Exercise details
Repeat exactly each line of the data provided below.

··· Supplied material

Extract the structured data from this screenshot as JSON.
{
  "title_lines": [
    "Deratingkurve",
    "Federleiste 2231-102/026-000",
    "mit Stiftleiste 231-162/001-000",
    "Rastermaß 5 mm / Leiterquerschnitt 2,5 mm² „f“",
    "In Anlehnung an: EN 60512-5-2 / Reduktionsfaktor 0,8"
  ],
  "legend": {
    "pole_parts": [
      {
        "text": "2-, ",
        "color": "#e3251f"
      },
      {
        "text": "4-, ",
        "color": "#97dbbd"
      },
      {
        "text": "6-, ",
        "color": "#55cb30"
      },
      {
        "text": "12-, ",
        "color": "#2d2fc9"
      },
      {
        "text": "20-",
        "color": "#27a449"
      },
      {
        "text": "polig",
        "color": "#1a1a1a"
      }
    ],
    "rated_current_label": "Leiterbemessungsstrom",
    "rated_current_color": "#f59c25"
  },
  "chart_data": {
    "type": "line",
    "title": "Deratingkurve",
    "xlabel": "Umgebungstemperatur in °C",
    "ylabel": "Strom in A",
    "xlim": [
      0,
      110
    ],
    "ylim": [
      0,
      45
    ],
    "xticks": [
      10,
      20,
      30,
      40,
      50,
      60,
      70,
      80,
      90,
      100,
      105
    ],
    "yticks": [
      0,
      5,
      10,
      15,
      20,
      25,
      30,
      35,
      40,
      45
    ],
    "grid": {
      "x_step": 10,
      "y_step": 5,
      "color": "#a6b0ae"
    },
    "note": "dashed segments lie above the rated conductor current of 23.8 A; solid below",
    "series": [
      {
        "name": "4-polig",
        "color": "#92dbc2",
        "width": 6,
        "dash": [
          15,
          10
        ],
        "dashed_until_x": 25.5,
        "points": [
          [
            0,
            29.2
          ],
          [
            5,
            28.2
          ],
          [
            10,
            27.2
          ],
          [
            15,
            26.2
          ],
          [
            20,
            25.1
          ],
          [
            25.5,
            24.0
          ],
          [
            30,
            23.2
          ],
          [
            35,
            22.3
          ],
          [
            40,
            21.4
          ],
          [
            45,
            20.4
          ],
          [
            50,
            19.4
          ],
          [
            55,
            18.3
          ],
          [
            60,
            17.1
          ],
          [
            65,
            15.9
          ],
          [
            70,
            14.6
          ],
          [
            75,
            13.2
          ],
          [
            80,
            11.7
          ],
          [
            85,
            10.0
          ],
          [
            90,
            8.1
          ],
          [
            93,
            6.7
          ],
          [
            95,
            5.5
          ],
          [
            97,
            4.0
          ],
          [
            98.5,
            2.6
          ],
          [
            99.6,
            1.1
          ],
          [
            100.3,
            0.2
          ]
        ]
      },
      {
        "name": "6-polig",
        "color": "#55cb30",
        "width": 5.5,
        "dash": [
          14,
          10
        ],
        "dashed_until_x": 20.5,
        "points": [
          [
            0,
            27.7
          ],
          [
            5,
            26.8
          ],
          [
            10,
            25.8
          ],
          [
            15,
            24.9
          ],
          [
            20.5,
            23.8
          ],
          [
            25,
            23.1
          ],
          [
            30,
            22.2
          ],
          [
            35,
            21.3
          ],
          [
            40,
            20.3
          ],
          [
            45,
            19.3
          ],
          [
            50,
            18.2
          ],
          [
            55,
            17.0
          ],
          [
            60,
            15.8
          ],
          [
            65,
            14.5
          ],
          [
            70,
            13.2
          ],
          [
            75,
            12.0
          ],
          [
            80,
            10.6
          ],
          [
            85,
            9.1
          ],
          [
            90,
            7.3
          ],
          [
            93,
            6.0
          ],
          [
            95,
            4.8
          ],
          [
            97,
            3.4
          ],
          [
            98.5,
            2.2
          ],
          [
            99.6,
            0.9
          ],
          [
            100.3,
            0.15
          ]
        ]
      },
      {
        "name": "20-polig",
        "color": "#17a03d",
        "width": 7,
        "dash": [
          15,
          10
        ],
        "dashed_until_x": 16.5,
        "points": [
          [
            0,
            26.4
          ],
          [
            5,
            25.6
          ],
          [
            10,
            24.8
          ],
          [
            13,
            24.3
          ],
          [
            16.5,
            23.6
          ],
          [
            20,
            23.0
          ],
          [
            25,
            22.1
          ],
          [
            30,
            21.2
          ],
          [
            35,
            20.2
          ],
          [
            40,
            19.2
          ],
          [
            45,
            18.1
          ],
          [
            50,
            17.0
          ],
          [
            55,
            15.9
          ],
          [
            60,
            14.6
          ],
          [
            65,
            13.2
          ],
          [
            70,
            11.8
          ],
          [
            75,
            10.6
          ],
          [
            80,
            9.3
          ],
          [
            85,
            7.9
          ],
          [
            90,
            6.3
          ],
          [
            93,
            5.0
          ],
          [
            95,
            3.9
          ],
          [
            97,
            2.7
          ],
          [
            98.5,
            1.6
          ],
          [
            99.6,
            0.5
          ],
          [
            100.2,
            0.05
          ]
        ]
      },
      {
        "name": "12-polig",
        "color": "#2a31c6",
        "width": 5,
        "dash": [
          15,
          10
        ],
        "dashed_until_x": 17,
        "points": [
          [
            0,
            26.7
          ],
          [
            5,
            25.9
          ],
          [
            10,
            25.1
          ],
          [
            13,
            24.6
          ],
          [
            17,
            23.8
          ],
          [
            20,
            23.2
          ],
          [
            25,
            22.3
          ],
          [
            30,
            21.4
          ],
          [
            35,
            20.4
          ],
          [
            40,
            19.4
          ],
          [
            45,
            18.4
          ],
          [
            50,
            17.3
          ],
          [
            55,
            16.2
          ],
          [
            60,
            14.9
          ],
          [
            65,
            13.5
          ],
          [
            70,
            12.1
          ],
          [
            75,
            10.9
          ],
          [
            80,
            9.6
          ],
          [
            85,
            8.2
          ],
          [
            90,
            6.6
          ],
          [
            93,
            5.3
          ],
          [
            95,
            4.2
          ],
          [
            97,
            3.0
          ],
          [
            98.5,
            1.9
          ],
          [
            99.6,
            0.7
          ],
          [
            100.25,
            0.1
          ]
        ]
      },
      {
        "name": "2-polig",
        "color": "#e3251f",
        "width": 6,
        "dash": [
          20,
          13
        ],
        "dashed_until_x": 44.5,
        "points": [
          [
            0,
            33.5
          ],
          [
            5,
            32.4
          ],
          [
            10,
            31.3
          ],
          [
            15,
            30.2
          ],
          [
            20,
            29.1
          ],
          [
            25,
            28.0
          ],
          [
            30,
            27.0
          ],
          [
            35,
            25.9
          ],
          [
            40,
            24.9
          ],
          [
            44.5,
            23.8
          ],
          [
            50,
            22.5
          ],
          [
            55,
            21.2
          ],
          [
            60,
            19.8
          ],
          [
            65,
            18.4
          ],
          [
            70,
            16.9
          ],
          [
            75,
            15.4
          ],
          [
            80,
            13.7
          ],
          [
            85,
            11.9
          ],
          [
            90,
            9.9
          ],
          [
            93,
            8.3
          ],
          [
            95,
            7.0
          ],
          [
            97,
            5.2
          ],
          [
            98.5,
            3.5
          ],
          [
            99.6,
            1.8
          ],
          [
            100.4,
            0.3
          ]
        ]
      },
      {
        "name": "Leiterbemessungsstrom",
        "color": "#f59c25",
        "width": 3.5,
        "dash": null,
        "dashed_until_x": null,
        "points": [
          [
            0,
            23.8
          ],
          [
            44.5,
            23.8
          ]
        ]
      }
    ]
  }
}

······

Answer for this exercise
Extract the structured data from this screenshot as JSON.
{
  "title_lines": [
    "Deratingkurve",
    "Federleiste 2231-102/026-000",
    "mit Stiftleiste 231-162/001-000",
    "Rastermaß 5 mm / Leiterquerschnitt 2,5 mm² „f“",
    "In Anlehnung an: EN 60512-5-2 / Reduktionsfaktor 0,8"
  ],
  "legend": {
    "pole_parts": [
      {
        "text": "2-, ",
        "color": "#e3251f"
      },
      {
        "text": "4-, ",
        "color": "#97dbbd"
      },
      {
        "text": "6-, ",
        "color": "#55cb30"
      },
      {
        "text": "12-, ",
        "color": "#2d2fc9"
      },
      {
        "text": "20-",
        "color": "#27a449"
      },
      {
        "text": "polig",
        "color": "#1a1a1a"
      }
    ],
    "rated_current_label": "Leiterbemessungsstrom",
    "rated_current_color": "#f59c25"
  },
  "chart_data": {
    "type": "line",
    "title": "Deratingkurve",
    "xlabel": "Umgebungstemperatur in °C",
    "ylabel": "Strom in A",
    "xlim": [
      0,
      110
    ],
    "ylim": [
      0,
      45
    ],
    "xticks": [
      10,
      20,
      30,
      40,
      50,
      60,
      70,
      80,
      90,
      100,
      105
    ],
    "yticks": [
      0,
      5,
      10,
      15,
      20,
      25,
      30,
      35,
      40,
      45
    ],
    "grid": {
      "x_step": 10,
      "y_step": 5,
      "color": "#a6b0ae"
    },
    "note": "dashed segments lie above the rated conductor current of 23.8 A; solid below",
    "series": [
      {
        "name": "4-polig",
        "color": "#92dbc2",
        "width": 6,
        "dash": [
          15,
          10
        ],
        "dashed_until_x": 25.5,
        "points": [
          [
            0,
            29.2
          ],
          [
            5,
            28.2
          ],
          [
            10,
            27.2
          ],
          [
            15,
            26.2
          ],
          [
            20,
            25.1
          ],
          [
            25.5,
            24.0
          ],
          [
            30,
            23.2
          ],
          [
            35,
            22.3
          ],
          [
            40,
            21.4
          ],
          [
            45,
            20.4
          ],
          [
            50,
            19.4
          ],
          [
            55,
            18.3
          ],
          [
            60,
            17.1
          ],
          [
            65,
            15.9
          ],
          [
            70,
            14.6
          ],
          [
            75,
            13.2
          ],
          [
            80,
            11.7
          ],
          [
            85,
            10.0
          ],
          [
            90,
            8.1
          ],
          [
            93,
            6.7
          ],
          [
            95,
            5.5
          ],
          [
            97,
            4.0
          ],
          [
            98.5,
            2.6
          ],
          [
            99.6,
            1.1
          ],
          [
            100.3,
            0.2
          ]
        ]
      },
      {
        "name": "6-polig",
        "color": "#55cb30",
        "width": 5.5,
        "dash": [
          14,
          10
        ],
        "dashed_until_x": 20.5,
        "points": [
          [
            0,
            27.7
          ],
          [
            5,
            26.8
          ],
          [
            10,
            25.8
          ],
          [
            15,
            24.9
          ],
          [
            20.5,
            23.8
          ],
          [
            25,
            23.1
          ],
          [
            30,
            22.2
          ],
          [
            35,
            21.3
          ],
          [
            40,
            20.3
          ],
          [
            45,
            19.3
          ],
          [
            50,
            18.2
          ],
          [
            55,
            17.0
          ],
          [
            60,
            15.8
          ],
          [
            65,
            14.5
          ],
          [
            70,
            13.2
          ],
          [
            75,
            12.0
          ],
          [
            80,
            10.6
          ],
          [
            85,
            9.1
          ],
          [
            90,
            7.3
          ],
          [
            93,
            6.0
          ],
          [
            95,
            4.8
          ],
          [
            97,
            3.4
          ],
          [
            98.5,
            2.2
          ],
          [
            99.6,
            0.9
          ],
          [
            100.3,
            0.15
          ]
        ]
      },
      {
        "name": "20-polig",
        "color": "#17a03d",
        "width": 7,
        "dash": [
          15,
          10
        ],
        "dashed_until_x": 16.5,
        "points": [
          [
            0,
            26.4
          ],
          [
            5,
            25.6
          ],
          [
            10,
            24.8
          ],
          [
            13,
            24.3
          ],
          [
            16.5,
            23.6
          ],
          [
            20,
            23.0
          ],
          [
            25,
            22.1
          ],
          [
            30,
            21.2
          ],
          [
            35,
            20.2
          ],
          [
            40,
            19.2
          ],
          [
            45,
            18.1
          ],
          [
            50,
            17.0
          ],
          [
            55,
            15.9
          ],
          [
            60,
            14.6
          ],
          [
            65,
            13.2
          ],
          [
            70,
            11.8
          ],
          [
            75,
            10.6
          ],
          [
            80,
            9.3
          ],
          [
            85,
            7.9
          ],
          [
            90,
            6.3
          ],
          [
            93,
            5.0
          ],
          [
            95,
            3.9
          ],
          [
            97,
            2.7
          ],
          [
            98.5,
            1.6
          ],
          [
            99.6,
            0.5
          ],
          [
            100.2,
            0.05
          ]
        ]
      },
      {
        "name": "12-polig",
        "color": "#2a31c6",
        "width": 5,
        "dash": [
          15,
          10
        ],
        "dashed_until_x": 17,
        "points": [
          [
            0,
            26.7
          ],
          [
            5,
            25.9
          ],
          [
            10,
            25.1
          ],
          [
            13,
            24.6
          ],
          [
            17,
            23.8
          ],
          [
            20,
            23.2
          ],
          [
            25,
            22.3
          ],
          [
            30,
            21.4
          ],
          [
            35,
            20.4
          ],
          [
            40,
            19.4
          ],
          [
            45,
            18.4
          ],
          [
            50,
            17.3
          ],
          [
            55,
            16.2
          ],
          [
            60,
            14.9
          ],
          [
            65,
            13.5
          ],
          [
            70,
            12.1
          ],
          [
            75,
            10.9
          ],
          [
            80,
            9.6
          ],
          [
            85,
            8.2
          ],
          [
            90,
            6.6
          ],
          [
            93,
            5.3
          ],
          [
            95,
            4.2
          ],
          [
            97,
            3.0
          ],
          [
            98.5,
            1.9
          ],
          [
            99.6,
            0.7
          ],
          [
            100.25,
            0.1
          ]
        ]
      },
      {
        "name": "2-polig",
        "color": "#e3251f",
        "width": 6,
        "dash": [
          20,
          13
        ],
        "dashed_until_x": 44.5,
        "points": [
          [
            0,
            33.5
          ],
          [
            5,
            32.4
          ],
          [
            10,
            31.3
          ],
          [
            15,
            30.2
          ],
          [
            20,
            29.1
          ],
          [
            25,
            28.0
          ],
          [
            30,
            27.0
          ],
          [
            35,
            25.9
          ],
          [
            40,
            24.9
          ],
          [
            44.5,
            23.8
          ],
          [
            50,
            22.5
          ],
          [
            55,
            21.2
          ],
          [
            60,
            19.8
          ],
          [
            65,
            18.4
          ],
          [
            70,
            16.9
          ],
          [
            75,
            15.4
          ],
          [
            80,
            13.7
          ],
          [
            85,
            11.9
          ],
          [
            90,
            9.9
          ],
          [
            93,
            8.3
          ],
          [
            95,
            7.0
          ],
          [
            97,
            5.2
          ],
          [
            98.5,
            3.5
          ],
          [
            99.6,
            1.8
          ],
          [
            100.4,
            0.3
          ]
        ]
      },
      {
        "name": "Leiterbemessungsstrom",
        "color": "#f59c25",
        "width": 3.5,
        "dash": null,
        "dashed_until_x": null,
        "points": [
          [
            0,
            23.8
          ],
          [
            44.5,
            23.8
          ]
        ]
      }
    ]
  }
}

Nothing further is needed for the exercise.